╭──
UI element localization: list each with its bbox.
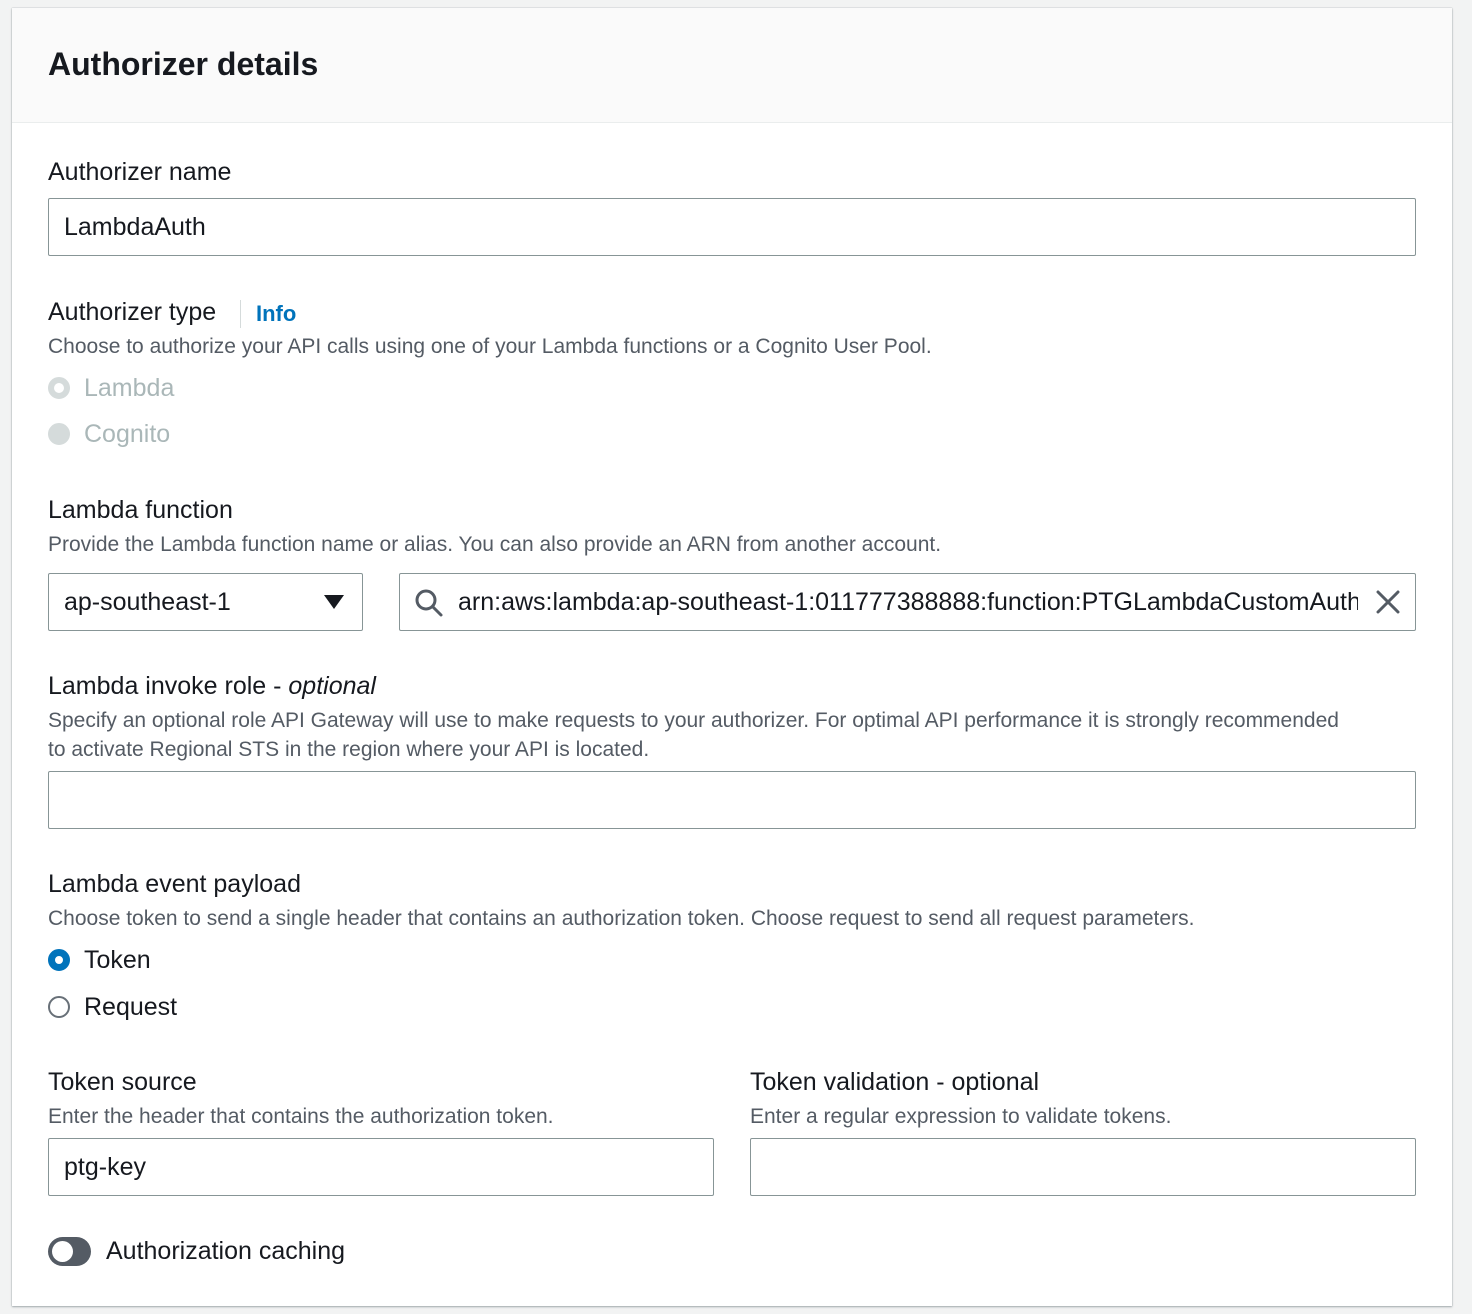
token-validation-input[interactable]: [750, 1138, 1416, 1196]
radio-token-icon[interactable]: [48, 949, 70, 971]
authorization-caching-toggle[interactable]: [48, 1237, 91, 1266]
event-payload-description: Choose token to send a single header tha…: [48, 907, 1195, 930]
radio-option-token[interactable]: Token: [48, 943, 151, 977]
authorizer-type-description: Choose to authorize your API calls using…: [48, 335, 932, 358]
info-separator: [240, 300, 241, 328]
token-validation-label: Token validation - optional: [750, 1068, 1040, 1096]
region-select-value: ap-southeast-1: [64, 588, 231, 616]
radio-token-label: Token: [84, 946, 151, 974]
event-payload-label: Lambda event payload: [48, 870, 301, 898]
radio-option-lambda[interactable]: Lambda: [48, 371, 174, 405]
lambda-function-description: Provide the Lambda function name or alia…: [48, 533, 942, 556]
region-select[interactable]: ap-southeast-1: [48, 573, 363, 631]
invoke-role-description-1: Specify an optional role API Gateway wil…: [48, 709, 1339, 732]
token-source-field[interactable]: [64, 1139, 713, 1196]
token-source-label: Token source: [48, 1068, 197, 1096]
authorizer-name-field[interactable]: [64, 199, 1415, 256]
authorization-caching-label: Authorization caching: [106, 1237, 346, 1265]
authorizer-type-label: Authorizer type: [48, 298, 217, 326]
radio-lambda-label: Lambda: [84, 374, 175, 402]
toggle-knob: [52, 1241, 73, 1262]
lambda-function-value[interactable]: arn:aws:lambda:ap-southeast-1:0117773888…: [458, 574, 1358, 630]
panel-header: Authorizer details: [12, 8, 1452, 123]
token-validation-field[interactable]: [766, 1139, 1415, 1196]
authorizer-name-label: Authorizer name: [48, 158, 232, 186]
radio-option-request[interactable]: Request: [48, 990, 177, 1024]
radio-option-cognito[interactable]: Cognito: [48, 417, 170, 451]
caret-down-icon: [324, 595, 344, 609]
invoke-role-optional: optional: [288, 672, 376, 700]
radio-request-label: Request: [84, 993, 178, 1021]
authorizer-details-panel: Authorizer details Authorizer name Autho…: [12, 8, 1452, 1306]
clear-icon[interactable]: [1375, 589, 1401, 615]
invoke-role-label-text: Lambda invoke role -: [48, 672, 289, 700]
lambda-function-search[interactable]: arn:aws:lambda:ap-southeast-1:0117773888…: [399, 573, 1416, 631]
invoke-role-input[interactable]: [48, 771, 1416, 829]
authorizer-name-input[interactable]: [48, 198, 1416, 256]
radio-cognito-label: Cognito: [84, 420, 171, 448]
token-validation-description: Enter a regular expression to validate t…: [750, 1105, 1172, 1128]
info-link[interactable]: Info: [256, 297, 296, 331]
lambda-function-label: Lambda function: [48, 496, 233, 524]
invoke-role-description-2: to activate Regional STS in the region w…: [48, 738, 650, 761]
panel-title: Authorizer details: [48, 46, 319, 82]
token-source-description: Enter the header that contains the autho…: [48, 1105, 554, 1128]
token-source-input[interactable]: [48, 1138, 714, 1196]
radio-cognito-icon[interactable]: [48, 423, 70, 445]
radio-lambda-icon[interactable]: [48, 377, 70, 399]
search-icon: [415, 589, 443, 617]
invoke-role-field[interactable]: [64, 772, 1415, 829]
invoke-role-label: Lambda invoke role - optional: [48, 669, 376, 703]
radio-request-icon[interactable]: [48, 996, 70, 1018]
╰──
Stated task => Copy every line of the items above exactly as they appear, but leave out the picture lines.

The output =>
UI element localization: list each with its bbox.
token-validation-input[interactable]: [750, 1138, 1416, 1196]
radio-token-icon[interactable]: [48, 949, 70, 971]
authorization-caching-toggle[interactable]: [48, 1237, 91, 1266]
event-payload-description: Choose token to send a single header tha…: [48, 907, 1195, 930]
radio-option-token[interactable]: Token: [48, 943, 151, 977]
authorizer-type-description: Choose to authorize your API calls using…: [48, 335, 932, 358]
info-separator: [240, 300, 241, 328]
token-validation-label: Token validation - optional: [750, 1068, 1040, 1096]
region-select-value: ap-southeast-1: [64, 588, 231, 616]
radio-token-label: Token: [84, 946, 151, 974]
event-payload-label: Lambda event payload: [48, 870, 301, 898]
radio-option-lambda[interactable]: Lambda: [48, 371, 174, 405]
lambda-function-description: Provide the Lambda function name or alia…: [48, 533, 942, 556]
region-select[interactable]: ap-southeast-1: [48, 573, 363, 631]
invoke-role-description-1: Specify an optional role API Gateway wil…: [48, 709, 1339, 732]
token-source-field[interactable]: [64, 1139, 713, 1196]
token-source-label: Token source: [48, 1068, 197, 1096]
authorizer-name-field[interactable]: [64, 199, 1415, 256]
authorization-caching-label: Authorization caching: [106, 1237, 346, 1265]
authorizer-type-label: Authorizer type: [48, 298, 217, 326]
radio-lambda-label: Lambda: [84, 374, 175, 402]
toggle-knob: [52, 1241, 73, 1262]
lambda-function-value[interactable]: arn:aws:lambda:ap-southeast-1:0117773888…: [458, 574, 1358, 630]
panel-header: Authorizer details: [12, 8, 1452, 123]
token-validation-field[interactable]: [766, 1139, 1415, 1196]
authorizer-name-label: Authorizer name: [48, 158, 232, 186]
radio-option-request[interactable]: Request: [48, 990, 177, 1024]
radio-option-cognito[interactable]: Cognito: [48, 417, 170, 451]
caret-down-icon: [324, 595, 344, 609]
invoke-role-optional: optional: [288, 672, 376, 700]
radio-request-label: Request: [84, 993, 178, 1021]
authorizer-details-panel: Authorizer details Authorizer name Autho…: [12, 8, 1452, 1306]
clear-icon[interactable]: [1375, 589, 1401, 615]
invoke-role-label-text: Lambda invoke role -: [48, 672, 289, 700]
lambda-function-search[interactable]: arn:aws:lambda:ap-southeast-1:0117773888…: [399, 573, 1416, 631]
invoke-role-input[interactable]: [48, 771, 1416, 829]
authorizer-name-input[interactable]: [48, 198, 1416, 256]
radio-cognito-label: Cognito: [84, 420, 171, 448]
token-validation-description: Enter a regular expression to validate t…: [750, 1105, 1172, 1128]
info-link[interactable]: Info: [256, 297, 296, 331]
lambda-function-label: Lambda function: [48, 496, 233, 524]
invoke-role-description-2: to activate Regional STS in the region w…: [48, 738, 650, 761]
panel-title: Authorizer details: [48, 46, 319, 82]
token-source-description: Enter the header that contains the autho…: [48, 1105, 554, 1128]
token-source-input[interactable]: [48, 1138, 714, 1196]
radio-cognito-icon[interactable]: [48, 423, 70, 445]
radio-lambda-icon[interactable]: [48, 377, 70, 399]
search-icon: [415, 589, 443, 617]
invoke-role-field[interactable]: [64, 772, 1415, 829]
invoke-role-label: Lambda invoke role - optional: [48, 669, 376, 703]
radio-request-icon[interactable]: [48, 996, 70, 1018]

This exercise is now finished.